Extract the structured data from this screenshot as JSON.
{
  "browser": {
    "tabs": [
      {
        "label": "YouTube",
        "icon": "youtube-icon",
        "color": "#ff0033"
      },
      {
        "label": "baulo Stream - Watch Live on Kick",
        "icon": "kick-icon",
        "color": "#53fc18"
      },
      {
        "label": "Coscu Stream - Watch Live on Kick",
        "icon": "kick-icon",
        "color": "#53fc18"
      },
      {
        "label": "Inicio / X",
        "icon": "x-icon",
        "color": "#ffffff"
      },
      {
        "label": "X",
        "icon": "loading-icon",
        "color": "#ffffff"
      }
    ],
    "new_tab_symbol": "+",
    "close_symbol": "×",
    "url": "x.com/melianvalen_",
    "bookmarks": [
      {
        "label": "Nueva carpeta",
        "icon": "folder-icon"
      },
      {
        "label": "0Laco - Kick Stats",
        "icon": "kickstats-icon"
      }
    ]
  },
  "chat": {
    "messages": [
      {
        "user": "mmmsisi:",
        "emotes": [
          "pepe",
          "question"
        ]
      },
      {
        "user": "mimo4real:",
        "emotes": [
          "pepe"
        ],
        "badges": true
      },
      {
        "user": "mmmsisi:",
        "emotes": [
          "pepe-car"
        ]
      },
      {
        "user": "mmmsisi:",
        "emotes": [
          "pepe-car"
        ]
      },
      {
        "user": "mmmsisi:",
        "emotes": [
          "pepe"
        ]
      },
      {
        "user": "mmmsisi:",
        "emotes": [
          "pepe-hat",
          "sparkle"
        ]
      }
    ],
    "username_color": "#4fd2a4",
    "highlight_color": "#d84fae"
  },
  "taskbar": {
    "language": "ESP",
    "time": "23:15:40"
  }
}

..........

## TASK OBJECTIVE
Extract all lines from the data in which "Watch" is found.

## RESPONSE TO THE TASK
        "label": "baulo Stream - Watch Live on Kick",
        "label": "Coscu Stream - Watch Live on Kick",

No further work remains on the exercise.